## Short problem
Scan the entries below and extract each line with the word "détenus" in it.
───── Data in this exercise
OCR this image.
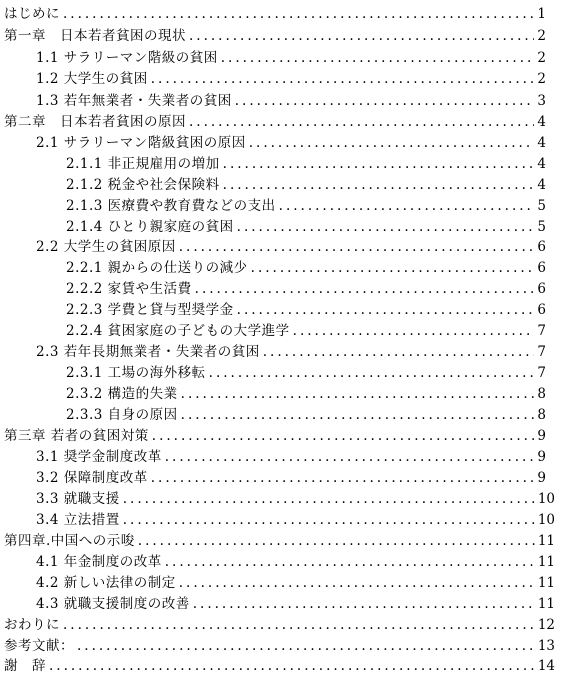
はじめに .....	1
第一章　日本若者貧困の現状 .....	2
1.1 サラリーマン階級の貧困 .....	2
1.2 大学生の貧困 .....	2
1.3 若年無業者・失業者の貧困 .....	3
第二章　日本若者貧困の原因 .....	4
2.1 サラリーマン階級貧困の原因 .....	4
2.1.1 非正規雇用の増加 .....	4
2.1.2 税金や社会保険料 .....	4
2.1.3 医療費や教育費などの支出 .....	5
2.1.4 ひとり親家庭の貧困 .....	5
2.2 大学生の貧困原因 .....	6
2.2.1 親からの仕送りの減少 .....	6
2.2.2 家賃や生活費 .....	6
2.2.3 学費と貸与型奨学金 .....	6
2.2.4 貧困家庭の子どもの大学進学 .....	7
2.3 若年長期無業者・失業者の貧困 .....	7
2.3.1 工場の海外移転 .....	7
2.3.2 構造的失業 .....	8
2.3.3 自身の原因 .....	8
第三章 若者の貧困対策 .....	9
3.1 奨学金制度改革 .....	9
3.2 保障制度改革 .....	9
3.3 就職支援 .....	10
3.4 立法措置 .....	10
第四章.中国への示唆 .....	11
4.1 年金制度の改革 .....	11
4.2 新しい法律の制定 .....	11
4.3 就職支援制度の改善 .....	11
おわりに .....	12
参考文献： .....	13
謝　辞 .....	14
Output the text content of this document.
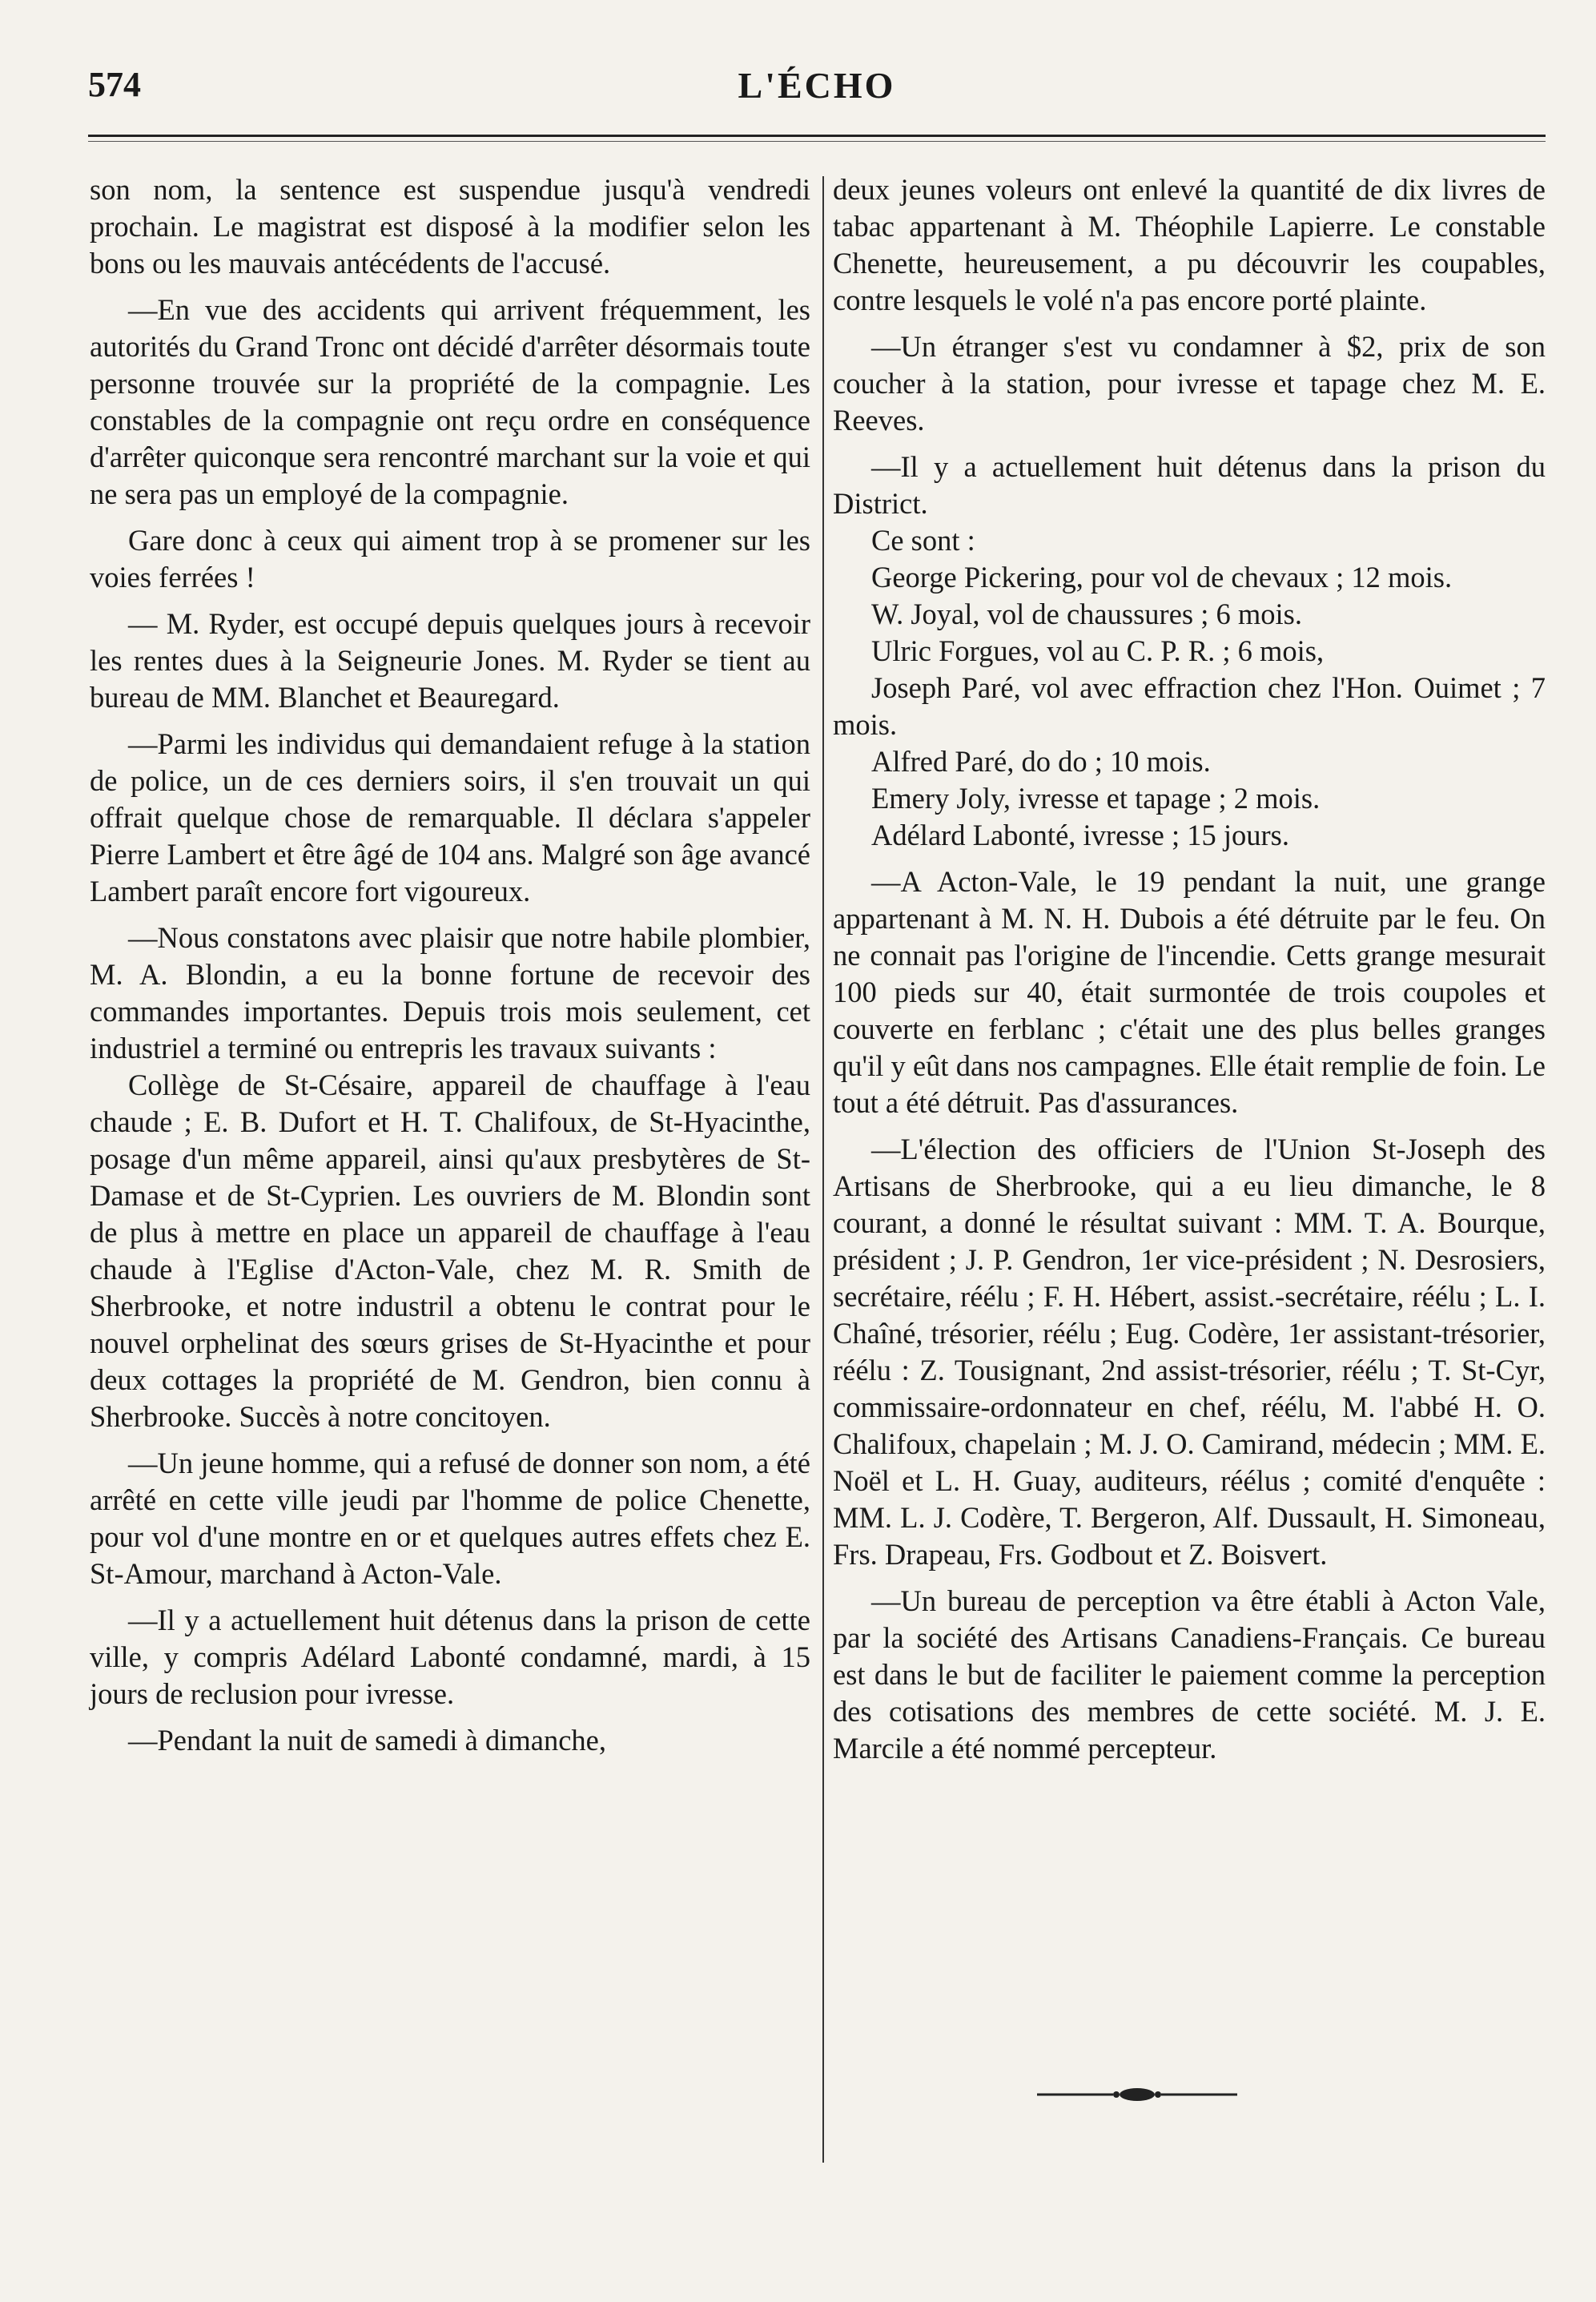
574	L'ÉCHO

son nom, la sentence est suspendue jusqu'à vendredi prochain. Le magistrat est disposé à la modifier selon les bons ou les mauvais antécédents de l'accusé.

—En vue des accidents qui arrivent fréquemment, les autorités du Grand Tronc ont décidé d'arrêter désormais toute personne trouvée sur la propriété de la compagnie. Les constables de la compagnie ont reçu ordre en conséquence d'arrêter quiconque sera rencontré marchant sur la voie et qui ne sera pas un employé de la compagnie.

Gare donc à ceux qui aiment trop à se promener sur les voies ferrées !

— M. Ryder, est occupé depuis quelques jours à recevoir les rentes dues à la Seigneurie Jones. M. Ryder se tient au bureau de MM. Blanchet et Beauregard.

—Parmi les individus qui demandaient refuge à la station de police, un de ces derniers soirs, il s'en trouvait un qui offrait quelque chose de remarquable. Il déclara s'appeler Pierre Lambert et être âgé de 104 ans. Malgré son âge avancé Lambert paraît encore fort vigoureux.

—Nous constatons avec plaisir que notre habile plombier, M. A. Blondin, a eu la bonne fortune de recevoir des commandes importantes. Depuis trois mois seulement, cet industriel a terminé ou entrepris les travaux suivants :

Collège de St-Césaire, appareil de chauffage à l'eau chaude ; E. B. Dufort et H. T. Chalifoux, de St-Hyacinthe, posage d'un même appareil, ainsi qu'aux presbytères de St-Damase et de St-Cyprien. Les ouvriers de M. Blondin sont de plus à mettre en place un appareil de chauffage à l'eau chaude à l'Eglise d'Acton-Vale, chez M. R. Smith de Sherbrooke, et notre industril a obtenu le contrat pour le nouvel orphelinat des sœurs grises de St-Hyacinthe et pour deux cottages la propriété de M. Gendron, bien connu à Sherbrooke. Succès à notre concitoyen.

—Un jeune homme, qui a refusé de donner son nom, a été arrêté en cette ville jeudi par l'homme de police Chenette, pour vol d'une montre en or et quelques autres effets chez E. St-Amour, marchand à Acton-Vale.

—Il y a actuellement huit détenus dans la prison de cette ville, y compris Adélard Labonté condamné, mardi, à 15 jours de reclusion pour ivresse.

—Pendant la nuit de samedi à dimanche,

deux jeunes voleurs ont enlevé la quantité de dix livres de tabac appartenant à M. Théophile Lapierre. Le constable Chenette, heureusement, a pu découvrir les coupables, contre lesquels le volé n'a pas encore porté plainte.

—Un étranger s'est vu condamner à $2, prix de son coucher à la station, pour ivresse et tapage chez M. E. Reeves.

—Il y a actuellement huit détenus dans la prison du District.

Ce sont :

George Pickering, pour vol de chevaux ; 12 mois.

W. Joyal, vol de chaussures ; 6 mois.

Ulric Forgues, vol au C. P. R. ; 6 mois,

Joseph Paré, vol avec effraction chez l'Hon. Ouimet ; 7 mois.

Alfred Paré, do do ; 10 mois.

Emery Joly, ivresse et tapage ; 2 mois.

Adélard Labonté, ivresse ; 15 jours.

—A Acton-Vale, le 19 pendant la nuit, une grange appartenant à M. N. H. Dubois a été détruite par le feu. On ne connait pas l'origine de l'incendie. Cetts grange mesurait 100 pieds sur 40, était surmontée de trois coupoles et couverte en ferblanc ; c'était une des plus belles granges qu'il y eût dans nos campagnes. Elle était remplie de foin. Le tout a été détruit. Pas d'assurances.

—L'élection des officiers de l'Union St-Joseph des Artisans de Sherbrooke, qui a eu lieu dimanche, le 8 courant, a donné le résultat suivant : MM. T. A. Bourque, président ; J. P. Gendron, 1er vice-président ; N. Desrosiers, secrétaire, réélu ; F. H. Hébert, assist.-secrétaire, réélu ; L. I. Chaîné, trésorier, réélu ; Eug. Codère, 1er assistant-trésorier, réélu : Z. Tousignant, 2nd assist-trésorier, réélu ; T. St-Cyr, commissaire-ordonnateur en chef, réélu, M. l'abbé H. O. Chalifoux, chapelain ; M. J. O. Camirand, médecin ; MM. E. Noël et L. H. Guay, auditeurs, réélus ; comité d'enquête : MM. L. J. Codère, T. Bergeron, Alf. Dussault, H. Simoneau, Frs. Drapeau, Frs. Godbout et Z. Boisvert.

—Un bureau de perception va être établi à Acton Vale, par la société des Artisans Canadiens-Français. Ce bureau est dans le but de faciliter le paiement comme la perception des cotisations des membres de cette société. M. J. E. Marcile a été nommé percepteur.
──────────
## Task result
—Il y a actuellement huit détenus dans la prison de cette ville, y compris Adélard Labonté condamné, mardi, à 15 jours de reclusion pour ivresse.
—Il y a actuellement huit détenus dans la prison du District.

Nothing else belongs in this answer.